_Extracted information_:
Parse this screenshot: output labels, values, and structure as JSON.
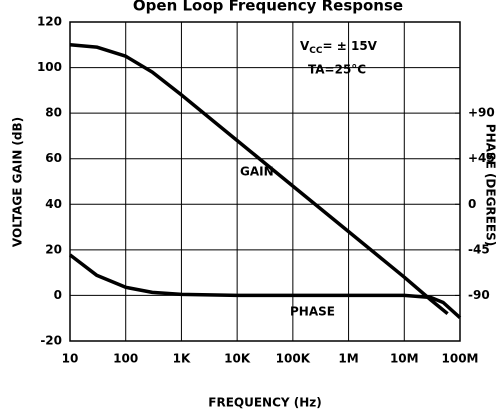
{
  "chart_data": {
    "type": "line",
    "title": "Open Loop Frequency Response",
    "xlabel": "FREQUENCY (Hz)",
    "ylabel": "VOLTAGE GAIN (dB)",
    "y2label": "PHASE (DEGREES)",
    "xscale": "log",
    "xlim": [
      10,
      100000000
    ],
    "xticks": [
      10,
      100,
      {
        "value": 1000,
        "label": "1K"
      },
      {
        "value": 10000,
        "label": "10K"
      },
      {
        "value": 100000,
        "label": "100K"
      },
      {
        "value": 1000000,
        "label": "1M"
      },
      {
        "value": 10000000,
        "label": "10M"
      },
      {
        "value": 100000000,
        "label": "100M"
      }
    ],
    "ylim": [
      -20,
      120
    ],
    "yticks": [
      -20,
      0,
      20,
      40,
      60,
      80,
      100,
      120
    ],
    "y2lim": [
      -135,
      180
    ],
    "y2ticks": [
      {
        "value": 90,
        "label": "+90"
      },
      {
        "value": 45,
        "label": "+45"
      },
      0,
      -45,
      -90
    ],
    "grid": true,
    "series": [
      {
        "name": "GAIN",
        "color": "#000000",
        "x": [
          10,
          30,
          100,
          300,
          1000,
          10000,
          100000,
          1000000,
          10000000,
          30000000,
          60000000
        ],
        "values": [
          110,
          109,
          105,
          98,
          88,
          68,
          48,
          28,
          8,
          -2,
          -8
        ]
      },
      {
        "name": "PHASE",
        "color": "#000000",
        "axis": "y2",
        "x": [
          10,
          30,
          100,
          300,
          1000,
          10000,
          1000000,
          10000000,
          30000000,
          50000000,
          100000000
        ],
        "values": [
          -50,
          -70,
          -82,
          -87,
          -89,
          -90,
          -90,
          -90,
          -92,
          -97,
          -112
        ]
      }
    ],
    "annotations": {
      "vcc": {
        "symbol": "V",
        "subscript": "CC",
        "text": "= ± 15V"
      },
      "ta": "TA=25°C"
    }
  }
}
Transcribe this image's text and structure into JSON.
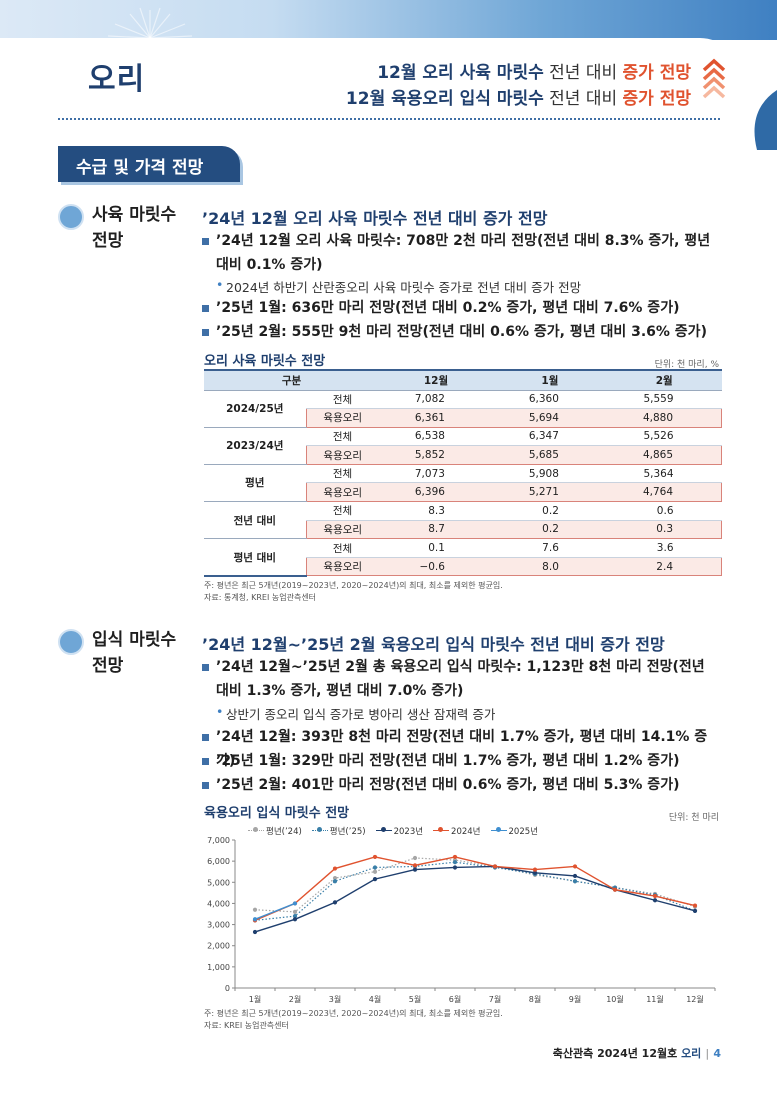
{
  "header": {
    "section_title": "오리",
    "headline1": {
      "a": "12월 오리 사육 마릿수",
      "b": " 전년 대비 ",
      "c": "증가 전망"
    },
    "headline2": {
      "a": "12월 육용오리 입식 마릿수",
      "b": " 전년 대비 ",
      "c": "증가 전망"
    }
  },
  "section_tag": "수급 및 가격 전망",
  "block1": {
    "side_title_1": "사육 마릿수",
    "side_title_2": "전망",
    "subhead": "’24년 12월 오리 사육 마릿수 전년 대비 증가 전망",
    "bullets": [
      "’24년 12월 오리 사육 마릿수: 708만 2천 마리 전망(전년 대비 8.3% 증가, 평년 대비 0.1% 증가)",
      "’25년 1월: 636만 마리 전망(전년 대비 0.2% 증가, 평년 대비 7.6% 증가)",
      "’25년 2월: 555만 9천 마리 전망(전년 대비 0.6% 증가, 평년 대비 3.6% 증가)"
    ],
    "subbullet": "2024년 하반기 산란종오리 사육 마릿수 증가로 전년 대비 증가 전망",
    "table_caption": "오리 사육 마릿수 전망",
    "table_unit": "단위: 천 마리, %",
    "table": {
      "headers": [
        "구분",
        "12월",
        "1월",
        "2월"
      ],
      "groups": [
        {
          "name": "2024/25년",
          "rows": [
            [
              "전체",
              "7,082",
              "6,360",
              "5,559"
            ],
            [
              "육용오리",
              "6,361",
              "5,694",
              "4,880"
            ]
          ]
        },
        {
          "name": "2023/24년",
          "rows": [
            [
              "전체",
              "6,538",
              "6,347",
              "5,526"
            ],
            [
              "육용오리",
              "5,852",
              "5,685",
              "4,865"
            ]
          ]
        },
        {
          "name": "평년",
          "rows": [
            [
              "전체",
              "7,073",
              "5,908",
              "5,364"
            ],
            [
              "육용오리",
              "6,396",
              "5,271",
              "4,764"
            ]
          ]
        },
        {
          "name": "전년 대비",
          "rows": [
            [
              "전체",
              "8.3",
              "0.2",
              "0.6"
            ],
            [
              "육용오리",
              "8.7",
              "0.2",
              "0.3"
            ]
          ]
        },
        {
          "name": "평년 대비",
          "rows": [
            [
              "전체",
              "0.1",
              "7.6",
              "3.6"
            ],
            [
              "육용오리",
              "−0.6",
              "8.0",
              "2.4"
            ]
          ]
        }
      ]
    },
    "note1": "주: 평년은 최근 5개년(2019~2023년, 2020~2024년)의 최대, 최소를 제외한 평균임.",
    "note2": "자료: 통계청, KREI 농업관측센터"
  },
  "block2": {
    "side_title_1": "입식 마릿수",
    "side_title_2": "전망",
    "subhead": "’24년 12월~’25년 2월 육용오리 입식 마릿수 전년 대비 증가 전망",
    "bullets": [
      "’24년 12월~’25년 2월 총 육용오리 입식 마릿수: 1,123만 8천 마리 전망(전년 대비 1.3% 증가, 평년 대비 7.0% 증가)",
      "’24년 12월: 393만 8천 마리 전망(전년 대비 1.7% 증가, 평년 대비 14.1% 증가)",
      "’25년 1월: 329만 마리 전망(전년 대비 1.7% 증가, 평년 대비 1.2% 증가)",
      "’25년 2월: 401만 마리 전망(전년 대비 0.6% 증가, 평년 대비 5.3% 증가)"
    ],
    "subbullet": "상반기 종오리 입식 증가로 병아리 생산 잠재력 증가",
    "chart_caption": "육용오리 입식 마릿수 전망",
    "chart_unit": "단위: 천 마리",
    "note1": "주: 평년은 최근 5개년(2019~2023년, 2020~2024년)의 최대, 최소를 제외한 평균임.",
    "note2": "자료: KREI 농업관측센터"
  },
  "chart_data": {
    "type": "line",
    "categories": [
      "1월",
      "2월",
      "3월",
      "4월",
      "5월",
      "6월",
      "7월",
      "8월",
      "9월",
      "10월",
      "11월",
      "12월"
    ],
    "ylim": [
      0,
      7000
    ],
    "yticks": [
      "0",
      "1,000",
      "2,000",
      "3,000",
      "4,000",
      "5,000",
      "6,000",
      "7,000"
    ],
    "legend_position": "top-left",
    "series": [
      {
        "name": "평년(’24)",
        "color": "#a6a6a6",
        "style": "dotted",
        "values": [
          3700,
          3600,
          5200,
          5500,
          6150,
          6050,
          5750,
          5350,
          5050,
          4750,
          4450,
          3850
        ]
      },
      {
        "name": "평년(’25)",
        "color": "#3a7fa8",
        "style": "dotted",
        "values": [
          3200,
          3400,
          5050,
          5700,
          5750,
          5950,
          5700,
          5400,
          5050,
          4750,
          4400,
          3650
        ]
      },
      {
        "name": "2023년",
        "color": "#1f3f6e",
        "style": "solid",
        "values": [
          2650,
          3250,
          4050,
          5150,
          5600,
          5700,
          5750,
          5450,
          5300,
          4650,
          4150,
          3650
        ]
      },
      {
        "name": "2024년",
        "color": "#e0532f",
        "style": "solid",
        "values": [
          3200,
          4000,
          5650,
          6200,
          5800,
          6200,
          5750,
          5600,
          5750,
          4650,
          4350,
          3900
        ]
      },
      {
        "name": "2025년",
        "color": "#3f8fd0",
        "style": "solid",
        "values": [
          3250,
          4000,
          null,
          null,
          null,
          null,
          null,
          null,
          null,
          null,
          null,
          null
        ]
      }
    ]
  },
  "footer": {
    "label": "축산관측 2024년 12월호",
    "accent": "오리",
    "page": "4"
  }
}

_Aim_: The records above must be printed exactly; the pictures stay out.

_Solution for this problem_:
Parse this screenshot: output labels, values, and structure as JSON.
{
  "chart_data": {
    "type": "line",
    "title": "Open Loop Frequency Response",
    "xlabel": "FREQUENCY (Hz)",
    "ylabel": "VOLTAGE GAIN (dB)",
    "y2label": "PHASE (DEGREES)",
    "xscale": "log",
    "xlim": [
      10,
      100000000
    ],
    "xticks": [
      10,
      100,
      {
        "value": 1000,
        "label": "1K"
      },
      {
        "value": 10000,
        "label": "10K"
      },
      {
        "value": 100000,
        "label": "100K"
      },
      {
        "value": 1000000,
        "label": "1M"
      },
      {
        "value": 10000000,
        "label": "10M"
      },
      {
        "value": 100000000,
        "label": "100M"
      }
    ],
    "ylim": [
      -20,
      120
    ],
    "yticks": [
      -20,
      0,
      20,
      40,
      60,
      80,
      100,
      120
    ],
    "y2lim": [
      -135,
      180
    ],
    "y2ticks": [
      {
        "value": 90,
        "label": "+90"
      },
      {
        "value": 45,
        "label": "+45"
      },
      0,
      -45,
      -90
    ],
    "grid": true,
    "series": [
      {
        "name": "GAIN",
        "color": "#000000",
        "x": [
          10,
          30,
          100,
          300,
          1000,
          10000,
          100000,
          1000000,
          10000000,
          30000000,
          60000000
        ],
        "values": [
          110,
          109,
          105,
          98,
          88,
          68,
          48,
          28,
          8,
          -2,
          -8
        ]
      },
      {
        "name": "PHASE",
        "color": "#000000",
        "axis": "y2",
        "x": [
          10,
          30,
          100,
          300,
          1000,
          10000,
          1000000,
          10000000,
          30000000,
          50000000,
          100000000
        ],
        "values": [
          -50,
          -70,
          -82,
          -87,
          -89,
          -90,
          -90,
          -90,
          -92,
          -97,
          -112
        ]
      }
    ],
    "annotations": {
      "vcc": {
        "symbol": "V",
        "subscript": "CC",
        "text": "= ± 15V"
      },
      "ta": "TA=25°C"
    }
  }
}
Transcribe this image's text and structure into JSON.
{
  "header": {
    "section_title": "오리",
    "headline1": {
      "a": "12월 오리 사육 마릿수",
      "b": " 전년 대비 ",
      "c": "증가 전망"
    },
    "headline2": {
      "a": "12월 육용오리 입식 마릿수",
      "b": " 전년 대비 ",
      "c": "증가 전망"
    }
  },
  "section_tag": "수급 및 가격 전망",
  "block1": {
    "side_title_1": "사육 마릿수",
    "side_title_2": "전망",
    "subhead": "’24년 12월 오리 사육 마릿수 전년 대비 증가 전망",
    "bullets": [
      "’24년 12월 오리 사육 마릿수: 708만 2천 마리 전망(전년 대비 8.3% 증가, 평년 대비 0.1% 증가)",
      "’25년 1월: 636만 마리 전망(전년 대비 0.2% 증가, 평년 대비 7.6% 증가)",
      "’25년 2월: 555만 9천 마리 전망(전년 대비 0.6% 증가, 평년 대비 3.6% 증가)"
    ],
    "subbullet": "2024년 하반기 산란종오리 사육 마릿수 증가로 전년 대비 증가 전망",
    "table_caption": "오리 사육 마릿수 전망",
    "table_unit": "단위: 천 마리, %",
    "table": {
      "headers": [
        "구분",
        "12월",
        "1월",
        "2월"
      ],
      "groups": [
        {
          "name": "2024/25년",
          "rows": [
            [
              "전체",
              "7,082",
              "6,360",
              "5,559"
            ],
            [
              "육용오리",
              "6,361",
              "5,694",
              "4,880"
            ]
          ]
        },
        {
          "name": "2023/24년",
          "rows": [
            [
              "전체",
              "6,538",
              "6,347",
              "5,526"
            ],
            [
              "육용오리",
              "5,852",
              "5,685",
              "4,865"
            ]
          ]
        },
        {
          "name": "평년",
          "rows": [
            [
              "전체",
              "7,073",
              "5,908",
              "5,364"
            ],
            [
              "육용오리",
              "6,396",
              "5,271",
              "4,764"
            ]
          ]
        },
        {
          "name": "전년 대비",
          "rows": [
            [
              "전체",
              "8.3",
              "0.2",
              "0.6"
            ],
            [
              "육용오리",
              "8.7",
              "0.2",
              "0.3"
            ]
          ]
        },
        {
          "name": "평년 대비",
          "rows": [
            [
              "전체",
              "0.1",
              "7.6",
              "3.6"
            ],
            [
              "육용오리",
              "−0.6",
              "8.0",
              "2.4"
            ]
          ]
        }
      ]
    },
    "note1": "주: 평년은 최근 5개년(2019~2023년, 2020~2024년)의 최대, 최소를 제외한 평균임.",
    "note2": "자료: 통계청, KREI 농업관측센터"
  },
  "block2": {
    "side_title_1": "입식 마릿수",
    "side_title_2": "전망",
    "subhead": "’24년 12월~’25년 2월 육용오리 입식 마릿수 전년 대비 증가 전망",
    "bullets": [
      "’24년 12월~’25년 2월 총 육용오리 입식 마릿수: 1,123만 8천 마리 전망(전년 대비 1.3% 증가, 평년 대비 7.0% 증가)",
      "’24년 12월: 393만 8천 마리 전망(전년 대비 1.7% 증가, 평년 대비 14.1% 증가)",
      "’25년 1월: 329만 마리 전망(전년 대비 1.7% 증가, 평년 대비 1.2% 증가)",
      "’25년 2월: 401만 마리 전망(전년 대비 0.6% 증가, 평년 대비 5.3% 증가)"
    ],
    "subbullet": "상반기 종오리 입식 증가로 병아리 생산 잠재력 증가",
    "chart_caption": "육용오리 입식 마릿수 전망",
    "chart_unit": "단위: 천 마리",
    "note1": "주: 평년은 최근 5개년(2019~2023년, 2020~2024년)의 최대, 최소를 제외한 평균임.",
    "note2": "자료: KREI 농업관측센터"
  },
  "chart_data": {
    "type": "line",
    "categories": [
      "1월",
      "2월",
      "3월",
      "4월",
      "5월",
      "6월",
      "7월",
      "8월",
      "9월",
      "10월",
      "11월",
      "12월"
    ],
    "ylim": [
      0,
      7000
    ],
    "yticks": [
      "0",
      "1,000",
      "2,000",
      "3,000",
      "4,000",
      "5,000",
      "6,000",
      "7,000"
    ],
    "legend_position": "top-left",
    "series": [
      {
        "name": "평년(’24)",
        "color": "#a6a6a6",
        "style": "dotted",
        "values": [
          3700,
          3600,
          5200,
          5500,
          6150,
          6050,
          5750,
          5350,
          5050,
          4750,
          4450,
          3850
        ]
      },
      {
        "name": "평년(’25)",
        "color": "#3a7fa8",
        "style": "dotted",
        "values": [
          3200,
          3400,
          5050,
          5700,
          5750,
          5950,
          5700,
          5400,
          5050,
          4750,
          4400,
          3650
        ]
      },
      {
        "name": "2023년",
        "color": "#1f3f6e",
        "style": "solid",
        "values": [
          2650,
          3250,
          4050,
          5150,
          5600,
          5700,
          5750,
          5450,
          5300,
          4650,
          4150,
          3650
        ]
      },
      {
        "name": "2024년",
        "color": "#e0532f",
        "style": "solid",
        "values": [
          3200,
          4000,
          5650,
          6200,
          5800,
          6200,
          5750,
          5600,
          5750,
          4650,
          4350,
          3900
        ]
      },
      {
        "name": "2025년",
        "color": "#3f8fd0",
        "style": "solid",
        "values": [
          3250,
          4000,
          null,
          null,
          null,
          null,
          null,
          null,
          null,
          null,
          null,
          null
        ]
      }
    ]
  },
  "footer": {
    "label": "축산관측 2024년 12월호",
    "accent": "오리",
    "page": "4"
  }
}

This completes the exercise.